MIME-Version: 1.0
References: <640D015D-3DDB-43C4-9752-96ADABF64C91@jonasschnelli.ch>
	<061aa38d8ceeb6caaae19d7c86e435a5f86b293b.camel@timruffing.de>
In-Reply-To: <061aa38d8ceeb6caaae19d7c86e435a5f86b293b.camel@timruffing.de>
From: Gregory Maxwell <greg@xiph.org>
Date: Fri, 7 Sep 2018 02:31:15 +0000
Message-ID: <CAAS2fgQPkR63FmUyP8mAkmv4D-ttJ1C3rZismNr9_takBRS1qQ@mail.gmail.com>
To: crypto@timruffing.de, bitcoin-dev@lists.linuxfoundation.org
Content-Type: text/plain; charset="UTF-8"
Subject: Re: [bitcoin-dev] Overhauled BIP151
Precedence: list

On Thu, Sep 6, 2018 at 11:33 PM Tim Ruffing via bitcoin-dev
<bitcoin-dev@lists.linuxfoundation.org> wrote:
> Now you can argue that the attacker is storing encrypted traffic today to decrypt it later.

That is the argument. We know for that state level parties are storing
unimaginable amounts of data for future decryption, that threat isn't
theoretical.

________

• [GIVEN INSTRUCTION 1] Please write out everything in the BIP151 email from "That is the" down to "theoretical.".
• [GIVEN INSTRUCTION 2] Extend the BIP151 email from where it stops.

________

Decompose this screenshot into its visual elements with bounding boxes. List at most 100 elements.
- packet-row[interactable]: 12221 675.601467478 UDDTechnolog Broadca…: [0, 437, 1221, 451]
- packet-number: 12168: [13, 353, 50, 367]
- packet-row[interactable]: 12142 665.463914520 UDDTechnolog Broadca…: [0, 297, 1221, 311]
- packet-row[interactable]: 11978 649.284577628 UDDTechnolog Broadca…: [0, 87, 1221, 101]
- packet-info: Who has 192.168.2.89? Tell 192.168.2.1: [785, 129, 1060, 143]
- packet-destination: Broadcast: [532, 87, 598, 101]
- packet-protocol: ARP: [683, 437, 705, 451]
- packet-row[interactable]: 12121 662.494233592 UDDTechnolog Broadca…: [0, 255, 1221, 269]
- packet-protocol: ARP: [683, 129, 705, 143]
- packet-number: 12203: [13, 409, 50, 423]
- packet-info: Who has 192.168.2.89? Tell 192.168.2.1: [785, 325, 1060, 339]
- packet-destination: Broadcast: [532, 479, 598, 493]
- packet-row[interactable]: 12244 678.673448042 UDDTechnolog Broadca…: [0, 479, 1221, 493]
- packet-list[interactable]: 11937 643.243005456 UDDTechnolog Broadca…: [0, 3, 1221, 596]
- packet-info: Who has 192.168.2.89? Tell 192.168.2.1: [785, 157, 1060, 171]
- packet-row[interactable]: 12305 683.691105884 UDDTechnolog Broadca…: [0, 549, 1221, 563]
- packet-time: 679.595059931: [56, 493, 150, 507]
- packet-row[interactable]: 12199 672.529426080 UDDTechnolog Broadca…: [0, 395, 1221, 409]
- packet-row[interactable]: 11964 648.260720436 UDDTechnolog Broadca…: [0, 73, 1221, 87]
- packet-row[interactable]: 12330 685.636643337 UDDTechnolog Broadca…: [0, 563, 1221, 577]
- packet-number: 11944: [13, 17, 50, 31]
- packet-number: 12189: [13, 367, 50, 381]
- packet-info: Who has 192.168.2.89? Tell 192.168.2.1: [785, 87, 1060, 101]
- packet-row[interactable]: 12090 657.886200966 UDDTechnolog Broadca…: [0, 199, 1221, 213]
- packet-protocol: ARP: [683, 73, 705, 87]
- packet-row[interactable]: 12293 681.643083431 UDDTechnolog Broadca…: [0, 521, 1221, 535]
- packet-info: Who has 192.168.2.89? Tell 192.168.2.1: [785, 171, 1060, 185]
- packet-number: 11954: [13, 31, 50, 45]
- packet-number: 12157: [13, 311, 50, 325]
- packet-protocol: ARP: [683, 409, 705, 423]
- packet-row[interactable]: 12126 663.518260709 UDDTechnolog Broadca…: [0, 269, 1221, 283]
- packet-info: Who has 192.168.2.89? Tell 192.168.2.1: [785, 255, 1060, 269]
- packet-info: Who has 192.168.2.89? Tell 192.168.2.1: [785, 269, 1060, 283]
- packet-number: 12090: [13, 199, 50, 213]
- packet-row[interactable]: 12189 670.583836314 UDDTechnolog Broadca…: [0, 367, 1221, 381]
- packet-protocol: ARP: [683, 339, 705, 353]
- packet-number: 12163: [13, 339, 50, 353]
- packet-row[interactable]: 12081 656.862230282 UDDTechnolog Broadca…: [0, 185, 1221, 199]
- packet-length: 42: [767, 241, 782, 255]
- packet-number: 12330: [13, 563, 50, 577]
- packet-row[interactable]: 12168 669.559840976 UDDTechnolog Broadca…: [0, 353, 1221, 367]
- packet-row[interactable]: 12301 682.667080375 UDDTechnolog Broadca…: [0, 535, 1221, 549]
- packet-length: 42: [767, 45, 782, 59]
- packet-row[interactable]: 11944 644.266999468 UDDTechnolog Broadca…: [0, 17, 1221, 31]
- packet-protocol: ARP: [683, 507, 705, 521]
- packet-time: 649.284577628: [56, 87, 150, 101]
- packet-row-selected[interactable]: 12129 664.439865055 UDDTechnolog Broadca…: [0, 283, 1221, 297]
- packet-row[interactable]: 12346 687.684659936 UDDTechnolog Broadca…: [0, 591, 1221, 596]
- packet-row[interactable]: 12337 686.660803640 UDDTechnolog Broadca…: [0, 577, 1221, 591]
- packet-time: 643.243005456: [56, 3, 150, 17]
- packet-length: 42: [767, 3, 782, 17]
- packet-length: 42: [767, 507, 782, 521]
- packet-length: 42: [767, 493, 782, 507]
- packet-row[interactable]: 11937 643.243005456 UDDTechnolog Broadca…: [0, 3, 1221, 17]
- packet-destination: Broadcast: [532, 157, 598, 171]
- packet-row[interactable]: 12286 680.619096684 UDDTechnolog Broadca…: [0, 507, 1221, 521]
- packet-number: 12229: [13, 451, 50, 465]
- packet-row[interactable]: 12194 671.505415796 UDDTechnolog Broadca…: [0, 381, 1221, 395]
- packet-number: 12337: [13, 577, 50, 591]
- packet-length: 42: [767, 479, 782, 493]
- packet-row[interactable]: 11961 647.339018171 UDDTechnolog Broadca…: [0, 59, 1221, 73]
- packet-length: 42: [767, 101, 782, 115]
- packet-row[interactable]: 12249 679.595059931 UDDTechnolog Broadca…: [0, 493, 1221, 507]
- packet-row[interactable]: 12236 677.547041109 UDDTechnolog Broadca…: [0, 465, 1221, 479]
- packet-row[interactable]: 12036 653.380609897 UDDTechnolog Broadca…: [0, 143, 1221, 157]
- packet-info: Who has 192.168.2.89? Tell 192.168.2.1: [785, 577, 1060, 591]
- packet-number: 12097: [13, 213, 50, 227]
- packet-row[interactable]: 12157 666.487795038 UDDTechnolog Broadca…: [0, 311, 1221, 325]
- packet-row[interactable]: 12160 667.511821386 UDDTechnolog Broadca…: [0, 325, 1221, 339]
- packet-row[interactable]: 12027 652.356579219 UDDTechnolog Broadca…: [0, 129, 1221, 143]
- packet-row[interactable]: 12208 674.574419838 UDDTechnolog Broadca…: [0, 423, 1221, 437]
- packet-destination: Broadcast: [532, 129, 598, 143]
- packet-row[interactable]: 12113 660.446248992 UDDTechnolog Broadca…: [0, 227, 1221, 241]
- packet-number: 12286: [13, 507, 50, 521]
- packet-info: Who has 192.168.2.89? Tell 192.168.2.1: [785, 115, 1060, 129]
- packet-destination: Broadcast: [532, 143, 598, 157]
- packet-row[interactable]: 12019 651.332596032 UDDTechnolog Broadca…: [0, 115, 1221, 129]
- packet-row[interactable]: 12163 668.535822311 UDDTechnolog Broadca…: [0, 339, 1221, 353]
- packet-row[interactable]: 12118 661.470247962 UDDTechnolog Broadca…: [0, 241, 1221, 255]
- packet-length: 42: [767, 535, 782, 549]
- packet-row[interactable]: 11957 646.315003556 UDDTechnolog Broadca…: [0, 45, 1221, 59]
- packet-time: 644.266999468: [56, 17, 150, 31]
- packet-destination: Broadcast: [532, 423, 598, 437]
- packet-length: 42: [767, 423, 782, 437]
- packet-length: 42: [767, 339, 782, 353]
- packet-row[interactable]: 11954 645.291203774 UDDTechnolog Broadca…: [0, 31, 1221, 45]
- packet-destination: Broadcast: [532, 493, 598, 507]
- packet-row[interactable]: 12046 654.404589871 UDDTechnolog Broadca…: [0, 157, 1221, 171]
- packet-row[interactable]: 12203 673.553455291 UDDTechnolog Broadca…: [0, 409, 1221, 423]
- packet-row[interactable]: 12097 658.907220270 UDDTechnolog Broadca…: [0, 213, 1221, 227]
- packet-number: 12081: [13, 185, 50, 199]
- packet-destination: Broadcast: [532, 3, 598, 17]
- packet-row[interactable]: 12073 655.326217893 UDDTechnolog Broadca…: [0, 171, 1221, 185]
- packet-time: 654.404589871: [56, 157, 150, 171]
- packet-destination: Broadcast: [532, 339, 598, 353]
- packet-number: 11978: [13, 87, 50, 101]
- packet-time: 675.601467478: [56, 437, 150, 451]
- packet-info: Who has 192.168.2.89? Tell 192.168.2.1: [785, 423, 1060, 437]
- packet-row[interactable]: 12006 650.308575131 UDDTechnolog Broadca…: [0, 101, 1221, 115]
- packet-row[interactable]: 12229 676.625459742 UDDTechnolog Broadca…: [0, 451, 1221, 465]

________

• [WRITTEN REPLY 1]
That is the argument. We know for that state level parties are storing
unimaginable amounts of data for future decryption, that threat isn't
theoretical.

• [WRITTEN REPLY 2]
> Sure,
> but if that's your threat model then Bitcoin is probably not the right tool for you. (And if

Why not?

> you insist that Bitcoin is the right tool, then you can and probably should use it over Tor
> anyway.)

Currently, Tor provides _no confidentiality at all_ in that threat
model.  Part of why I think this enhancement is interesting is because
without it BIP151 doesn't actually add anything for those p2p
connections running over Tor, but with it -- it at least adds some
long term confidentiality hedge.

> It's not worth the hassle, would hinder adoption,

Why do you say this?

> impression of "bulletproof" security. Even worse, there will be too many people that will suddenly
> assume that Bitcoin is post-quantum secure.

People already make that claim with respect to public key hashing.  I
don't think "we shouldn't improve security because someone will
mistake an improvement for perfection" is an an especially interesting
argument.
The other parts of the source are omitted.